SET EXERCISE: Quote the records below in full, exactly as given, with the images taken out.

SUPPLIED RECORDS:
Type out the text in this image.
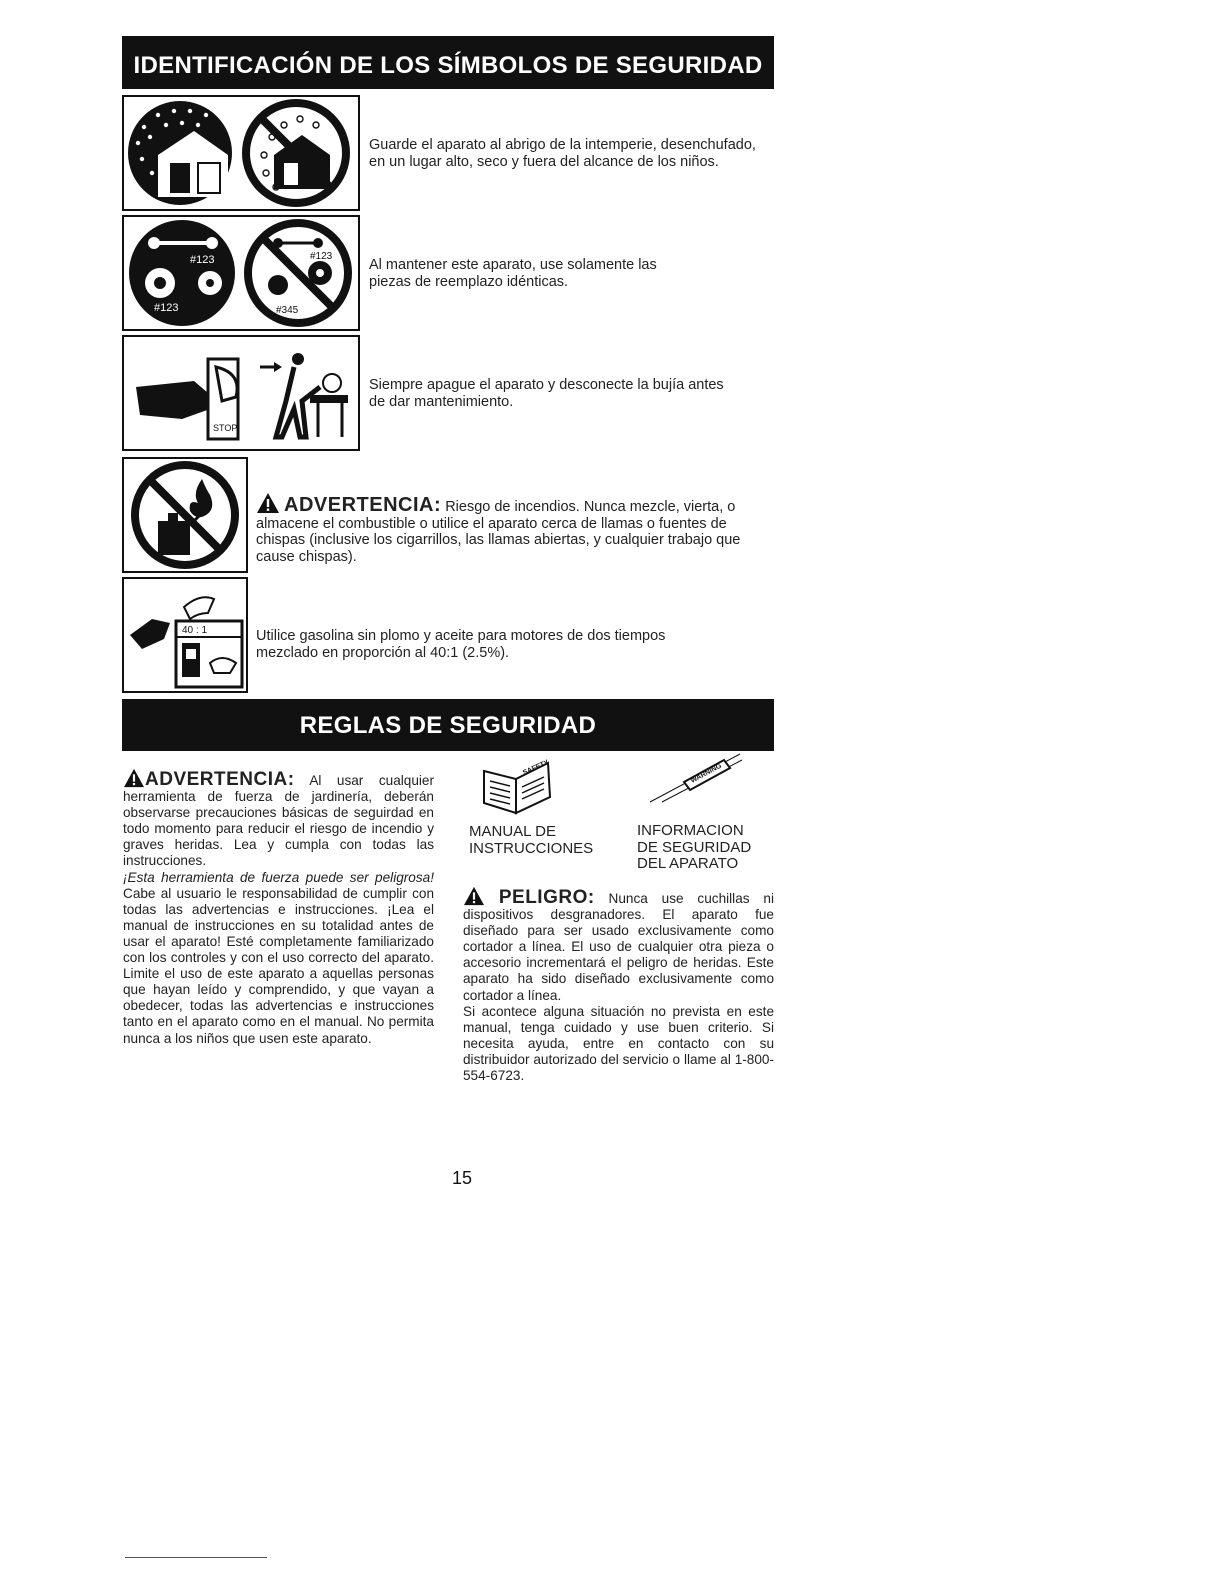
IDENTIFICACIÓN DE LOS SÍMBOLOS DE SEGURIDAD
Guarde el aparato al abrigo de la intemperie, desenchufado, en un lugar alto, seco y fuera del alcance de los niños.
#123
#123
#123
#345
Al mantener este aparato, use solamente las piezas de reemplazo idénticas.
STOP
Siempre apague el aparato y desconecte la bujía antes de dar mantenimiento.
ADVERTENCIA: Riesgo de incendios. Nunca mezcle, vierta, o almacene el combustible o utilice el aparato cerca de llamas o fuentes de chispas (inclusive los cigarrillos, las llamas abiertas, y cualquier trabajo que cause chispas).
40 : 1	Utilice gasolina sin plomo y aceite para motores de dos tiempos mezclado en proporción al 40:1 (2.5%).
REGLAS DE SEGURIDAD

ADVERTENCIA: Al usar cualquier herramienta de fuerza de jardinería, deberán observarse precauciones básicas de seguirdad en todo momento para reducir el riesgo de incendio y graves heridas. Lea y cumpla con todas las instrucciones.

¡Esta herramienta de fuerza puede ser peligrosa! Cabe al usuario le responsabilidad de cumplir con todas las advertencias e instrucciones. ¡Lea el manual de instrucciones en su totalidad antes de usar el aparato! Esté completamente familiarizado con los controles y con el uso correcto del aparato. Limite el uso de este aparato a aquellas personas que hayan leído y comprendido, y que vayan a obedecer, todas las advertencias e instrucciones tanto en el aparato como en el manual. No permita nunca a los niños que usen este aparato.

SAFETY	WARNING
MANUAL DE
INSTRUCCIONES
INFORMACION
DE SEGURIDAD
DEL APARATO

PELIGRO: Nunca use cuchillas ni dispositivos desgranadores. El aparato fue diseñado para ser usado exclusivamente como cortador a línea. El uso de cualquier otra pieza o accesorio incrementará el peligro de heridas. Este aparato ha sido diseñado exclusivamente como cortador a línea.

Si acontece alguna situación no prevista en este manual, tenga cuidado y use buen criterio. Si necesita ayuda, entre en contacto con su distribuidor autorizado del servicio o llame al 1-800-554-6723.

15
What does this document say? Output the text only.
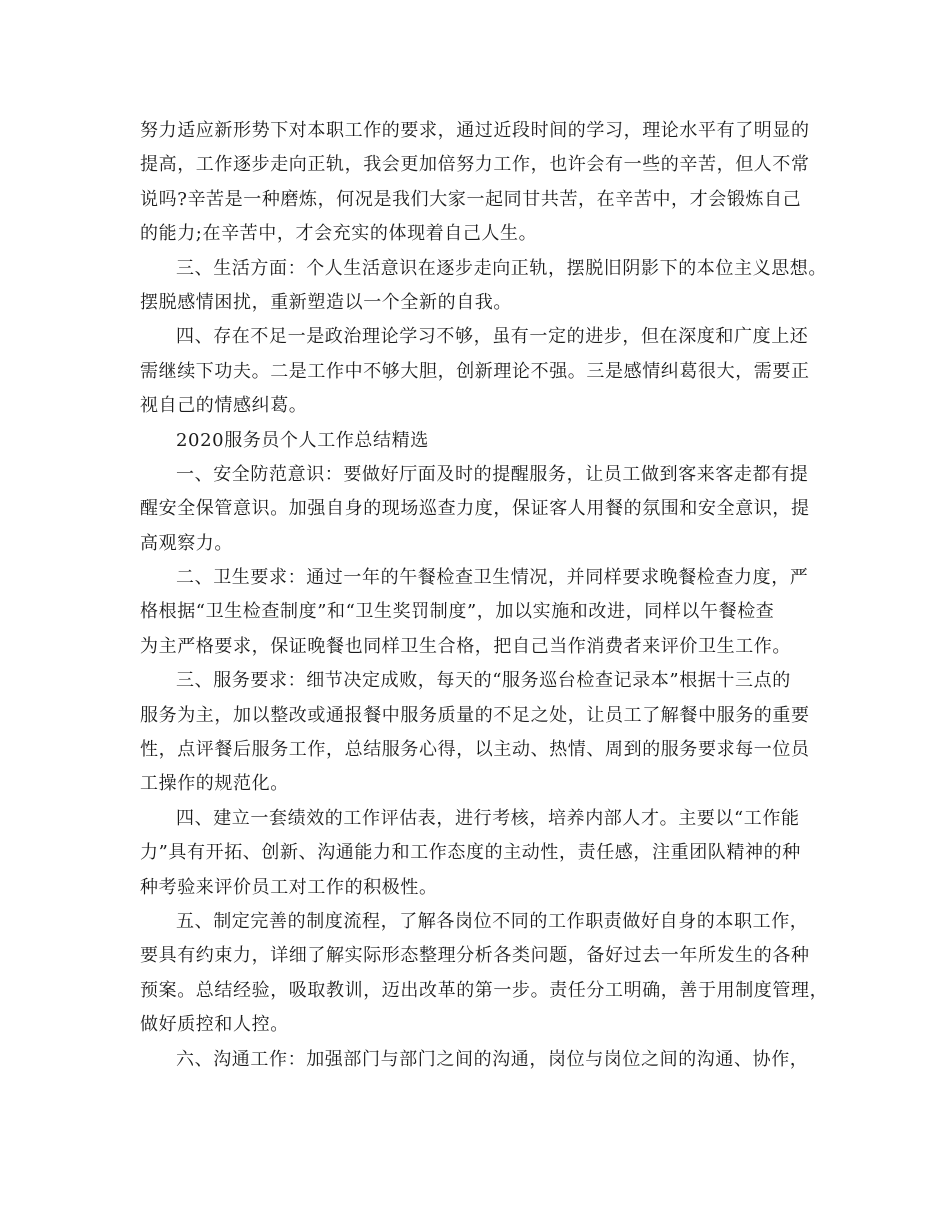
努力适应新形势下对本职工作的要求，通过近段时间的学习，理论水平有了明显的
提高，工作逐步走向正轨，我会更加倍努力工作，也许会有一些的辛苦，但人不常
说吗?辛苦是一种磨炼，何况是我们大家一起同甘共苦，在辛苦中，才会锻炼自己
的能力;在辛苦中，才会充实的体现着自己人生。
三、生活方面：个人生活意识在逐步走向正轨，摆脱旧阴影下的本位主义思想。
摆脱感情困扰，重新塑造以一个全新的自我。
四、存在不足一是政治理论学习不够，虽有一定的进步，但在深度和广度上还
需继续下功夫。二是工作中不够大胆，创新理论不强。三是感情纠葛很大，需要正
视自己的情感纠葛。
2020服务员个人工作总结精选
一、安全防范意识：要做好厅面及时的提醒服务，让员工做到客来客走都有提
醒安全保管意识。加强自身的现场巡查力度，保证客人用餐的氛围和安全意识，提
高观察力。
二、卫生要求：通过一年的午餐检查卫生情况，并同样要求晚餐检查力度，严
格根据“卫生检查制度”和“卫生奖罚制度”，加以实施和改进，同样以午餐检查
为主严格要求，保证晚餐也同样卫生合格，把自己当作消费者来评价卫生工作。
三、服务要求：细节决定成败，每天的“服务巡台检查记录本”根据十三点的
服务为主，加以整改或通报餐中服务质量的不足之处，让员工了解餐中服务的重要
性，点评餐后服务工作，总结服务心得，以主动、热情、周到的服务要求每一位员
工操作的规范化。
四、建立一套绩效的工作评估表，进行考核，培养内部人才。主要以“工作能
力”具有开拓、创新、沟通能力和工作态度的主动性，责任感，注重团队精神的种
种考验来评价员工对工作的积极性。
五、制定完善的制度流程，了解各岗位不同的工作职责做好自身的本职工作，
要具有约束力，详细了解实际形态整理分析各类问题，备好过去一年所发生的各种
预案。总结经验，吸取教训，迈出改革的第一步。责任分工明确，善于用制度管理，
做好质控和人控。
六、沟通工作：加强部门与部门之间的沟通，岗位与岗位之间的沟通、协作，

WORKED SOLUTION:
Type out the text in this image.
IDENTIFICACIÓN DE LOS SÍMBOLOS DE SEGURIDAD
Guarde el aparato al abrigo de la intemperie, desenchufado, en un lugar alto, seco y fuera del alcance de los niños.
#123
#123
#123
#345
Al mantener este aparato, use solamente las piezas de reemplazo idénticas.
STOP
Siempre apague el aparato y desconecte la bujía antes de dar mantenimiento.
ADVERTENCIA: Riesgo de incendios. Nunca mezcle, vierta, o almacene el combustible o utilice el aparato cerca de llamas o fuentes de chispas (inclusive los cigarrillos, las llamas abiertas, y cualquier trabajo que cause chispas).
40 : 1	Utilice gasolina sin plomo y aceite para motores de dos tiempos mezclado en proporción al 40:1 (2.5%).
REGLAS DE SEGURIDAD

ADVERTENCIA: Al usar cualquier herramienta de fuerza de jardinería, deberán observarse precauciones básicas de seguirdad en todo momento para reducir el riesgo de incendio y graves heridas. Lea y cumpla con todas las instrucciones.

¡Esta herramienta de fuerza puede ser peligrosa! Cabe al usuario le responsabilidad de cumplir con todas las advertencias e instrucciones. ¡Lea el manual de instrucciones en su totalidad antes de usar el aparato! Esté completamente familiarizado con los controles y con el uso correcto del aparato. Limite el uso de este aparato a aquellas personas que hayan leído y comprendido, y que vayan a obedecer, todas las advertencias e instrucciones tanto en el aparato como en el manual. No permita nunca a los niños que usen este aparato.

SAFETY	WARNING
MANUAL DE
INSTRUCCIONES
INFORMACION
DE SEGURIDAD
DEL APARATO

PELIGRO: Nunca use cuchillas ni dispositivos desgranadores. El aparato fue diseñado para ser usado exclusivamente como cortador a línea. El uso de cualquier otra pieza o accesorio incrementará el peligro de heridas. Este aparato ha sido diseñado exclusivamente como cortador a línea.

Si acontece alguna situación no prevista en este manual, tenga cuidado y use buen criterio. Si necesita ayuda, entre en contacto con su distribuidor autorizado del servicio o llame al 1-800-554-6723.

15
What does this document say? Output the text only.
努力适应新形势下对本职工作的要求，通过近段时间的学习，理论水平有了明显的
提高，工作逐步走向正轨，我会更加倍努力工作，也许会有一些的辛苦，但人不常
说吗?辛苦是一种磨炼，何况是我们大家一起同甘共苦，在辛苦中，才会锻炼自己
的能力;在辛苦中，才会充实的体现着自己人生。
三、生活方面：个人生活意识在逐步走向正轨，摆脱旧阴影下的本位主义思想。
摆脱感情困扰，重新塑造以一个全新的自我。
四、存在不足一是政治理论学习不够，虽有一定的进步，但在深度和广度上还
需继续下功夫。二是工作中不够大胆，创新理论不强。三是感情纠葛很大，需要正
视自己的情感纠葛。
2020服务员个人工作总结精选
一、安全防范意识：要做好厅面及时的提醒服务，让员工做到客来客走都有提
醒安全保管意识。加强自身的现场巡查力度，保证客人用餐的氛围和安全意识，提
高观察力。
二、卫生要求：通过一年的午餐检查卫生情况，并同样要求晚餐检查力度，严
格根据“卫生检查制度”和“卫生奖罚制度”，加以实施和改进，同样以午餐检查
为主严格要求，保证晚餐也同样卫生合格，把自己当作消费者来评价卫生工作。
三、服务要求：细节决定成败，每天的“服务巡台检查记录本”根据十三点的
服务为主，加以整改或通报餐中服务质量的不足之处，让员工了解餐中服务的重要
性，点评餐后服务工作，总结服务心得，以主动、热情、周到的服务要求每一位员
工操作的规范化。
四、建立一套绩效的工作评估表，进行考核，培养内部人才。主要以“工作能
力”具有开拓、创新、沟通能力和工作态度的主动性，责任感，注重团队精神的种
种考验来评价员工对工作的积极性。
五、制定完善的制度流程，了解各岗位不同的工作职责做好自身的本职工作，
要具有约束力，详细了解实际形态整理分析各类问题，备好过去一年所发生的各种
预案。总结经验，吸取教训，迈出改革的第一步。责任分工明确，善于用制度管理，
做好质控和人控。
六、沟通工作：加强部门与部门之间的沟通，岗位与岗位之间的沟通、协作，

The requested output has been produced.